#### YOUR OBJECTIVE:
Write out the listing below exactly, and omit any images you find in it.

[Stored records]
★ ★ ★

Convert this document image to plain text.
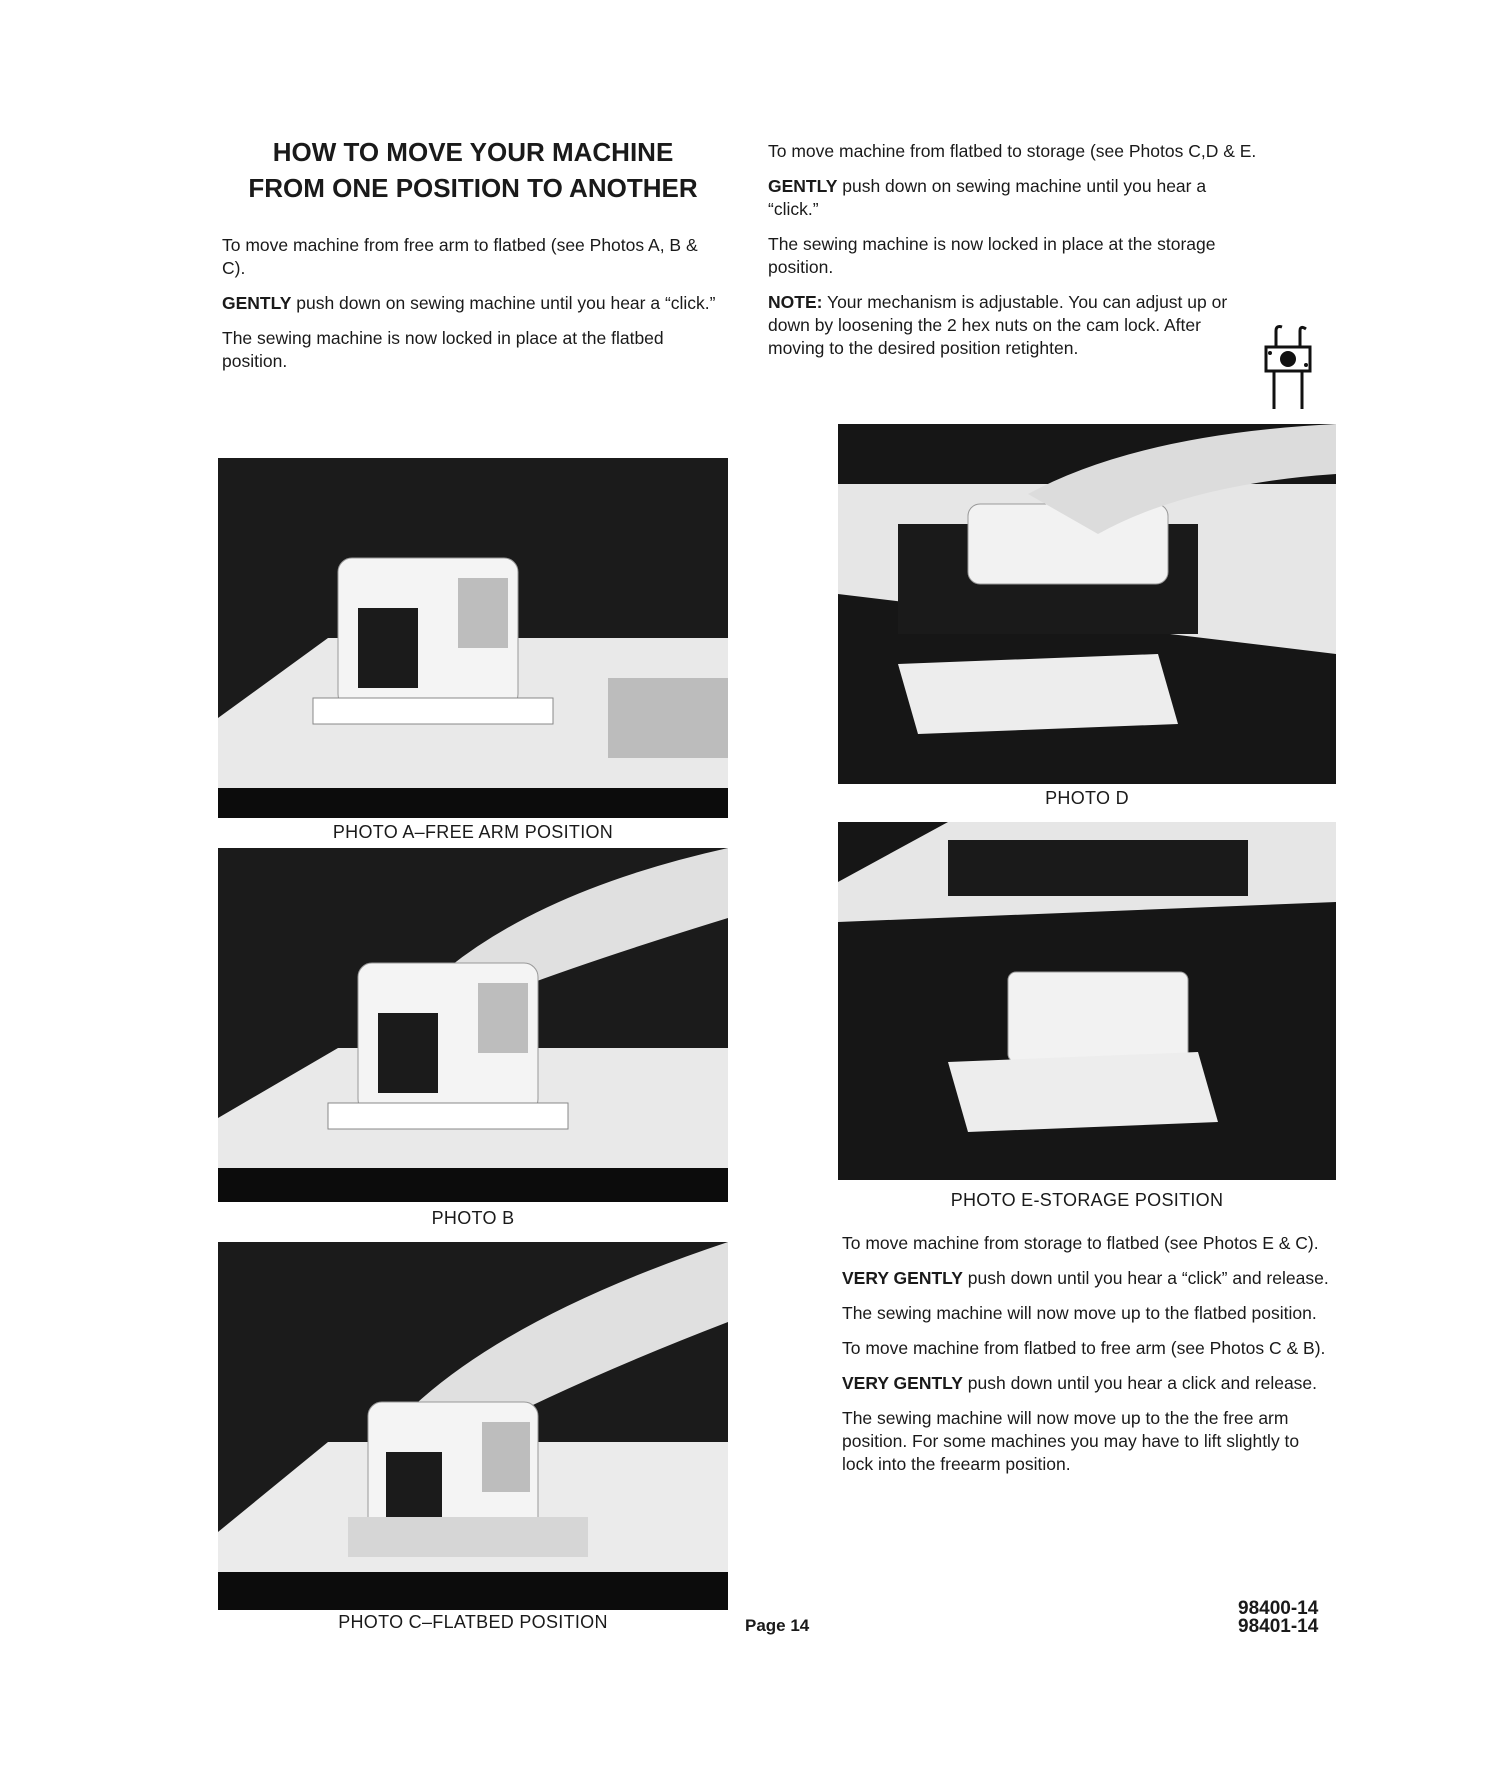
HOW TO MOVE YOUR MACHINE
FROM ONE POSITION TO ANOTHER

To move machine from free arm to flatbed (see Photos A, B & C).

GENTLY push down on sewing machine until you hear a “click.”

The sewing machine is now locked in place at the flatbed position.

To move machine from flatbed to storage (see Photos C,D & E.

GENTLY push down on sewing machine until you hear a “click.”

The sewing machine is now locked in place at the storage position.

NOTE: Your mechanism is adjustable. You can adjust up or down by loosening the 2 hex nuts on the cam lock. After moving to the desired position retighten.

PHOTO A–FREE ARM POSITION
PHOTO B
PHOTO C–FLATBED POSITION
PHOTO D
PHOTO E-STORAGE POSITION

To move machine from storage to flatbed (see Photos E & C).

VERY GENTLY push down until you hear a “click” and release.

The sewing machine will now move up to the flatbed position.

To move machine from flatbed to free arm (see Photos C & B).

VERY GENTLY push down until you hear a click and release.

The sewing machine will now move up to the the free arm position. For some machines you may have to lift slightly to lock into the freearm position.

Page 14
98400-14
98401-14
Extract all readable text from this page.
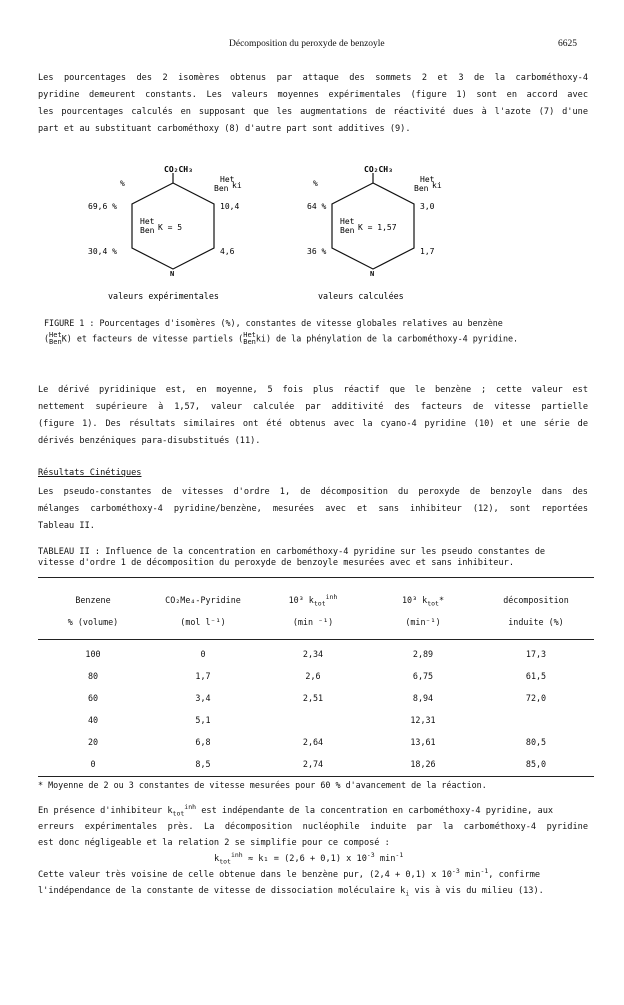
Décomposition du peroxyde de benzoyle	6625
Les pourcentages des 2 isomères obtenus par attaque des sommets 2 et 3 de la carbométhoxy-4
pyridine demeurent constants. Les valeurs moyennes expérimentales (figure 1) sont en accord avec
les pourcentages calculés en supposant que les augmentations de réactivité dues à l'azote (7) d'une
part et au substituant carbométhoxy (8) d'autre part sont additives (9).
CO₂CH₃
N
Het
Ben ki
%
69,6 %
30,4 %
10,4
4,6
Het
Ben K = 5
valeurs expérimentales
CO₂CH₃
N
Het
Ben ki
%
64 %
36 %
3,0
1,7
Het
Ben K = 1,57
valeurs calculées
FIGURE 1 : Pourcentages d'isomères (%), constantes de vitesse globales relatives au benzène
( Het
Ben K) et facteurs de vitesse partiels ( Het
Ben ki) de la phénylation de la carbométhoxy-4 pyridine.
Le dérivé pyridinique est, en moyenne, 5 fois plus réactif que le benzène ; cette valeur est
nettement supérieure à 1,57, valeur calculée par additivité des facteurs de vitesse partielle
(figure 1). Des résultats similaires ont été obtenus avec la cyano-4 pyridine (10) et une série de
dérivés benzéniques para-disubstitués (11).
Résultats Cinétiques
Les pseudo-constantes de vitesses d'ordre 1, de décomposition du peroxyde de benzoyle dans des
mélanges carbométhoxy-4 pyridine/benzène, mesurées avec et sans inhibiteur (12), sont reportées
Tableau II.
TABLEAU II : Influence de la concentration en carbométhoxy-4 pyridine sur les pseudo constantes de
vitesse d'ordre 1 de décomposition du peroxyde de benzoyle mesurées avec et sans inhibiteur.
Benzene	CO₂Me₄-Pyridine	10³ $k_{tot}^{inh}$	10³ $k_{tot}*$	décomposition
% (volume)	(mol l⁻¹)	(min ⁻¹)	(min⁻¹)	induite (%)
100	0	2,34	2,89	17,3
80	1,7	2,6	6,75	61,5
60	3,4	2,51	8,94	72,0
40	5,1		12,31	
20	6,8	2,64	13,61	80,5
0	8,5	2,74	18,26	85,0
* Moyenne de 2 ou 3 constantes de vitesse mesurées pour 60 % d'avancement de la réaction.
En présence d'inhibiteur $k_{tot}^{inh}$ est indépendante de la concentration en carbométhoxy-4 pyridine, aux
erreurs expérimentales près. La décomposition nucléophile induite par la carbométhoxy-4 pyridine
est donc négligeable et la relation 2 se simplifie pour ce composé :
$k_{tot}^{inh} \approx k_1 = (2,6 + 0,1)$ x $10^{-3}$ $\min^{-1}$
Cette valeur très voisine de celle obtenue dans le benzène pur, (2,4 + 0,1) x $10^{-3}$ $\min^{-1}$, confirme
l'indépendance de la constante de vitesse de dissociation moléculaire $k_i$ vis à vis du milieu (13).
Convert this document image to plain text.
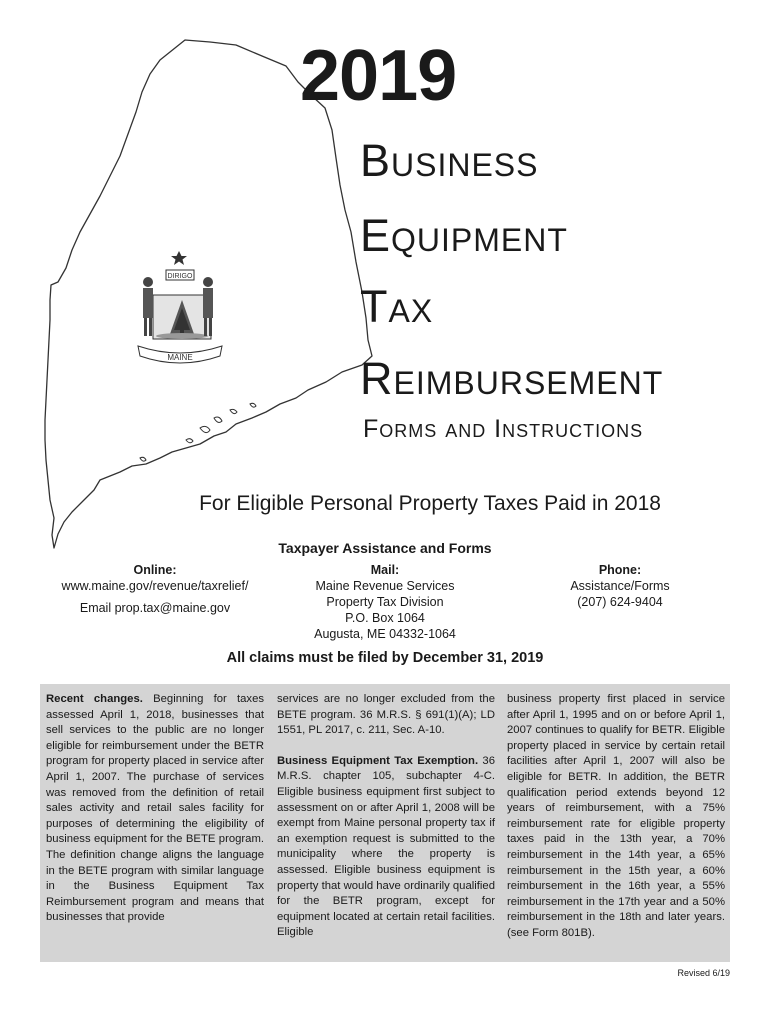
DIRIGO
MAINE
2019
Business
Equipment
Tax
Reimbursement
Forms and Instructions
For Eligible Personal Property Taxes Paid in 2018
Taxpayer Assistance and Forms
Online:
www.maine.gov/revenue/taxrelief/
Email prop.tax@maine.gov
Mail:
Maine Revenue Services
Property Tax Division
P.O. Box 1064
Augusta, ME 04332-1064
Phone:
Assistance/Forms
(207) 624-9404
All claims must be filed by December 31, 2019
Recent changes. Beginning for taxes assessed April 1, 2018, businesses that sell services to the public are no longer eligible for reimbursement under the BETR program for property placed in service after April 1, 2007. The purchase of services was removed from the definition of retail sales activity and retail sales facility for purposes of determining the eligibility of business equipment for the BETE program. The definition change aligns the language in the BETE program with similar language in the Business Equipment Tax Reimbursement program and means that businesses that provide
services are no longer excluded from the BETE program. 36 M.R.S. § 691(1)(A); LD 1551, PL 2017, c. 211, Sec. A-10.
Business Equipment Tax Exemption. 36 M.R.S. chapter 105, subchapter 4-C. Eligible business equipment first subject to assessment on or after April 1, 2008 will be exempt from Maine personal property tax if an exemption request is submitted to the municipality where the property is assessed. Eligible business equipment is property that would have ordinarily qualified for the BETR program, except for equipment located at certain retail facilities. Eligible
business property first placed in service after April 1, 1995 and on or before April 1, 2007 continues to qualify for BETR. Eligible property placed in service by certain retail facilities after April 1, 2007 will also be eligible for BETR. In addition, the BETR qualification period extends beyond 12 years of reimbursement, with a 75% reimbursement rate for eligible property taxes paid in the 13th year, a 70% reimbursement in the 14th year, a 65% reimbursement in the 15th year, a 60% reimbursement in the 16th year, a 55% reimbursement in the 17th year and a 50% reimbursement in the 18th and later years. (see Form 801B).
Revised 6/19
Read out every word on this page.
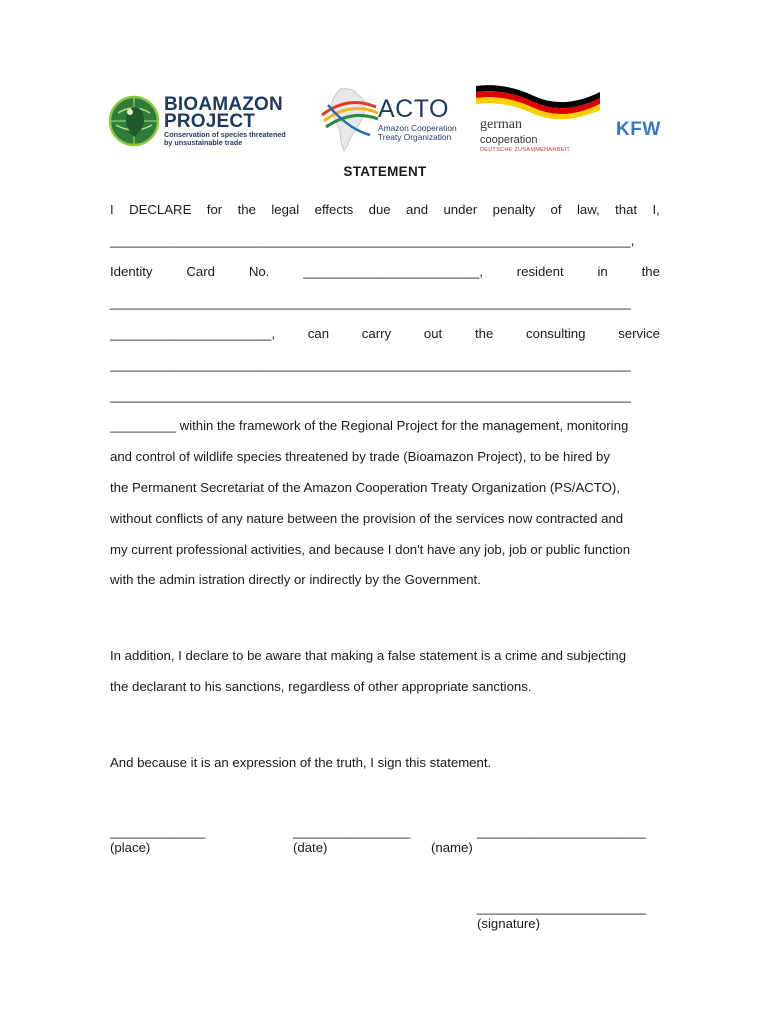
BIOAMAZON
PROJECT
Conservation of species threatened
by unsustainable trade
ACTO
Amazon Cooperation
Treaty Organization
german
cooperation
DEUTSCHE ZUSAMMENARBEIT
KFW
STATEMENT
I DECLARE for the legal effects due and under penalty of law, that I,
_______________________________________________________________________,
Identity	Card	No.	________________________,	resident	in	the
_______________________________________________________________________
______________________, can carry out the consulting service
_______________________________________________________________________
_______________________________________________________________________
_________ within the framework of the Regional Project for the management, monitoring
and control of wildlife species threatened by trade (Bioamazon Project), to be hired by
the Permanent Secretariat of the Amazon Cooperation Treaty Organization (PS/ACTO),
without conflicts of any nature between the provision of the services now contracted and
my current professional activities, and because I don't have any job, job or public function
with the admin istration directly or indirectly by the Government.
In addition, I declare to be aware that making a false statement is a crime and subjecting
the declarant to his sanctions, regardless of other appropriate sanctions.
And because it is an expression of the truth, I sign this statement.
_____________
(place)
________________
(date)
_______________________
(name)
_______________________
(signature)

★ ★ ★

#### ANSWER TO THE TASK:
Convert this document image to plain text.
HOW TO MOVE YOUR MACHINE
FROM ONE POSITION TO ANOTHER

To move machine from free arm to flatbed (see Photos A, B & C).

GENTLY push down on sewing machine until you hear a “click.”

The sewing machine is now locked in place at the flatbed position.

To move machine from flatbed to storage (see Photos C,D & E.

GENTLY push down on sewing machine until you hear a “click.”

The sewing machine is now locked in place at the storage position.

NOTE: Your mechanism is adjustable. You can adjust up or down by loosening the 2 hex nuts on the cam lock. After moving to the desired position retighten.

PHOTO A–FREE ARM POSITION
PHOTO B
PHOTO C–FLATBED POSITION
PHOTO D
PHOTO E-STORAGE POSITION

To move machine from storage to flatbed (see Photos E & C).

VERY GENTLY push down until you hear a “click” and release.

The sewing machine will now move up to the flatbed position.

To move machine from flatbed to free arm (see Photos C & B).

VERY GENTLY push down until you hear a click and release.

The sewing machine will now move up to the the free arm position. For some machines you may have to lift slightly to lock into the freearm position.

Page 14
98400-14
98401-14
Extract all readable text from this page.
Décomposition du peroxyde de benzoyle	6625
Les pourcentages des 2 isomères obtenus par attaque des sommets 2 et 3 de la carbométhoxy-4
pyridine demeurent constants. Les valeurs moyennes expérimentales (figure 1) sont en accord avec
les pourcentages calculés en supposant que les augmentations de réactivité dues à l'azote (7) d'une
part et au substituant carbométhoxy (8) d'autre part sont additives (9).
CO₂CH₃
N
Het
Ben ki
%
69,6 %
30,4 %
10,4
4,6
Het
Ben K = 5
valeurs expérimentales
CO₂CH₃
N
Het
Ben ki
%
64 %
36 %
3,0
1,7
Het
Ben K = 1,57
valeurs calculées
FIGURE 1 : Pourcentages d'isomères (%), constantes de vitesse globales relatives au benzène
( Het
Ben K) et facteurs de vitesse partiels ( Het
Ben ki) de la phénylation de la carbométhoxy-4 pyridine.
Le dérivé pyridinique est, en moyenne, 5 fois plus réactif que le benzène ; cette valeur est
nettement supérieure à 1,57, valeur calculée par additivité des facteurs de vitesse partielle
(figure 1). Des résultats similaires ont été obtenus avec la cyano-4 pyridine (10) et une série de
dérivés benzéniques para-disubstitués (11).
Résultats Cinétiques
Les pseudo-constantes de vitesses d'ordre 1, de décomposition du peroxyde de benzoyle dans des
mélanges carbométhoxy-4 pyridine/benzène, mesurées avec et sans inhibiteur (12), sont reportées
Tableau II.
TABLEAU II : Influence de la concentration en carbométhoxy-4 pyridine sur les pseudo constantes de
vitesse d'ordre 1 de décomposition du peroxyde de benzoyle mesurées avec et sans inhibiteur.
Benzene	CO₂Me₄-Pyridine	10³ $k_{tot}^{inh}$	10³ $k_{tot}*$	décomposition
% (volume)	(mol l⁻¹)	(min ⁻¹)	(min⁻¹)	induite (%)
100	0	2,34	2,89	17,3
80	1,7	2,6	6,75	61,5
60	3,4	2,51	8,94	72,0
40	5,1		12,31	
20	6,8	2,64	13,61	80,5
0	8,5	2,74	18,26	85,0
* Moyenne de 2 ou 3 constantes de vitesse mesurées pour 60 % d'avancement de la réaction.
En présence d'inhibiteur $k_{tot}^{inh}$ est indépendante de la concentration en carbométhoxy-4 pyridine, aux
erreurs expérimentales près. La décomposition nucléophile induite par la carbométhoxy-4 pyridine
est donc négligeable et la relation 2 se simplifie pour ce composé :
$k_{tot}^{inh} \approx k_1 = (2,6 + 0,1)$ x $10^{-3}$ $\min^{-1}$
Cette valeur très voisine de celle obtenue dans le benzène pur, (2,4 + 0,1) x $10^{-3}$ $\min^{-1}$, confirme
l'indépendance de la constante de vitesse de dissociation moléculaire $k_i$ vis à vis du milieu (13).
Convert this document image to plain text.
DIRIGO
MAINE
2019
Business
Equipment
Tax
Reimbursement
Forms and Instructions
For Eligible Personal Property Taxes Paid in 2018
Taxpayer Assistance and Forms
Online:
www.maine.gov/revenue/taxrelief/
Email prop.tax@maine.gov
Mail:
Maine Revenue Services
Property Tax Division
P.O. Box 1064
Augusta, ME 04332-1064
Phone:
Assistance/Forms
(207) 624-9404
All claims must be filed by December 31, 2019
Recent changes. Beginning for taxes assessed April 1, 2018, businesses that sell services to the public are no longer eligible for reimbursement under the BETR program for property placed in service after April 1, 2007. The purchase of services was removed from the definition of retail sales activity and retail sales facility for purposes of determining the eligibility of business equipment for the BETE program. The definition change aligns the language in the BETE program with similar language in the Business Equipment Tax Reimbursement program and means that businesses that provide
services are no longer excluded from the BETE program. 36 M.R.S. § 691(1)(A); LD 1551, PL 2017, c. 211, Sec. A-10.
Business Equipment Tax Exemption. 36 M.R.S. chapter 105, subchapter 4-C. Eligible business equipment first subject to assessment on or after April 1, 2008 will be exempt from Maine personal property tax if an exemption request is submitted to the municipality where the property is assessed. Eligible business equipment is property that would have ordinarily qualified for the BETR program, except for equipment located at certain retail facilities. Eligible
business property first placed in service after April 1, 1995 and on or before April 1, 2007 continues to qualify for BETR. Eligible property placed in service by certain retail facilities after April 1, 2007 will also be eligible for BETR. In addition, the BETR qualification period extends beyond 12 years of reimbursement, with a 75% reimbursement rate for eligible property taxes paid in the 13th year, a 70% reimbursement in the 14th year, a 65% reimbursement in the 15th year, a 60% reimbursement in the 16th year, a 55% reimbursement in the 17th year and a 50% reimbursement in the 18th and later years. (see Form 801B).
Revised 6/19
Read out every word on this page.
BIOAMAZON
PROJECT
Conservation of species threatened
by unsustainable trade
ACTO
Amazon Cooperation
Treaty Organization
german
cooperation
DEUTSCHE ZUSAMMENARBEIT
KFW
STATEMENT
I DECLARE for the legal effects due and under penalty of law, that I,
_______________________________________________________________________,
Identity	Card	No.	________________________,	resident	in	the
_______________________________________________________________________
______________________, can carry out the consulting service
_______________________________________________________________________
_______________________________________________________________________
_________ within the framework of the Regional Project for the management, monitoring
and control of wildlife species threatened by trade (Bioamazon Project), to be hired by
the Permanent Secretariat of the Amazon Cooperation Treaty Organization (PS/ACTO),
without conflicts of any nature between the provision of the services now contracted and
my current professional activities, and because I don't have any job, job or public function
with the admin istration directly or indirectly by the Government.
In addition, I declare to be aware that making a false statement is a crime and subjecting
the declarant to his sanctions, regardless of other appropriate sanctions.
And because it is an expression of the truth, I sign this statement.
_____________
(place)
________________
(date)
_______________________
(name)
_______________________
(signature)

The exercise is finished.